#### Challenge
From the listing below, copy every line with the word "журналиста".

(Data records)
•••
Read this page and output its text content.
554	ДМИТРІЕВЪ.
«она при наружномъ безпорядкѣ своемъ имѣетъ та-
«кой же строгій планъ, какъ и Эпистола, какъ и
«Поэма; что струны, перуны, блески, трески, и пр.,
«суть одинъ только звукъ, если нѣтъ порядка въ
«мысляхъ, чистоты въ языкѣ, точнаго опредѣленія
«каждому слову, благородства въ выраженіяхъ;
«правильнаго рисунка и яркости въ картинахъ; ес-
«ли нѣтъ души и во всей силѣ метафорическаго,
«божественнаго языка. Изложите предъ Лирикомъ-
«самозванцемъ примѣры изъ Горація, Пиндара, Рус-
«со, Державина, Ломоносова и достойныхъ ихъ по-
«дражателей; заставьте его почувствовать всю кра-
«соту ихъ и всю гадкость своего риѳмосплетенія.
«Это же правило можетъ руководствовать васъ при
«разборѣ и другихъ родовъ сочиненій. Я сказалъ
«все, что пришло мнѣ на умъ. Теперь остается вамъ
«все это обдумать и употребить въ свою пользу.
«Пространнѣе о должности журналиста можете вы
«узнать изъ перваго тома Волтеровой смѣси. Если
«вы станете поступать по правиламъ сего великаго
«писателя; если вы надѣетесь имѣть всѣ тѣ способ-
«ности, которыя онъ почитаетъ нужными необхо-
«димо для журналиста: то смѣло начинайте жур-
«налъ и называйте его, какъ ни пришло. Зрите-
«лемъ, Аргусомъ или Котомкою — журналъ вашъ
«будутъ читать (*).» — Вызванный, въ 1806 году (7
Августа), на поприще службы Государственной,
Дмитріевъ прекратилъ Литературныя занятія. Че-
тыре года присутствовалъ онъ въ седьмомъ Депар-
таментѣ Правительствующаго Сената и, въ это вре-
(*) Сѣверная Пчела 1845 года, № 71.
•••
#### Task answer
«Пространнѣе о должности журналиста можете вы
«димо для журналиста: то смѣло начинайте жур-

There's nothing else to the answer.